TASK DIRECTIONS :: Write the records out again, precisely as they stand.

DATA TO USE ::
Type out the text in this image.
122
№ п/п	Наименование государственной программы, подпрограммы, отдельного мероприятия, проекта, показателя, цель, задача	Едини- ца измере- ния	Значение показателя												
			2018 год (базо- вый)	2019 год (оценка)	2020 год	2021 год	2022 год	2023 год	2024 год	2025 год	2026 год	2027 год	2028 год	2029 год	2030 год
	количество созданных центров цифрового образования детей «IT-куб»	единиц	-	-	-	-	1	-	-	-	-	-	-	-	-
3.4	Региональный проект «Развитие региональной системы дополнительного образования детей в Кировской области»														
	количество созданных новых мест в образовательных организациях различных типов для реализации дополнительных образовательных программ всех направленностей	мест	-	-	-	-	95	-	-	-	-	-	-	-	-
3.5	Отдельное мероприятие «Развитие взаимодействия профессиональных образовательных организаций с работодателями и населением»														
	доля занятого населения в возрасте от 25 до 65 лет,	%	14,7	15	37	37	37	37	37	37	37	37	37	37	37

SOLUTION BELOW ::
Type out the text in this image.
122
№ п/п	Наименование государственной программы, подпрограммы, отдельного мероприятия, проекта, показателя, цель, задача	Едини- ца измере- ния	Значение показателя												
			2018 год (базо- вый)	2019 год (оценка)	2020 год	2021 год	2022 год	2023 год	2024 год	2025 год	2026 год	2027 год	2028 год	2029 год	2030 год
	количество созданных центров цифрового образования детей «IT-куб»	единиц	-	-	-	-	1	-	-	-	-	-	-	-	-
3.4	Региональный проект «Развитие региональной системы дополнительного образования детей в Кировской области»														
	количество созданных новых мест в образовательных организациях различных типов для реализации дополнительных образовательных программ всех направленностей	мест	-	-	-	-	95	-	-	-	-	-	-	-	-
3.5	Отдельное мероприятие «Развитие взаимодействия профессиональных образовательных организаций с работодателями и населением»														
	доля занятого населения в возрасте от 25 до 65 лет,	%	14,7	15	37	37	37	37	37	37	37	37	37	37	37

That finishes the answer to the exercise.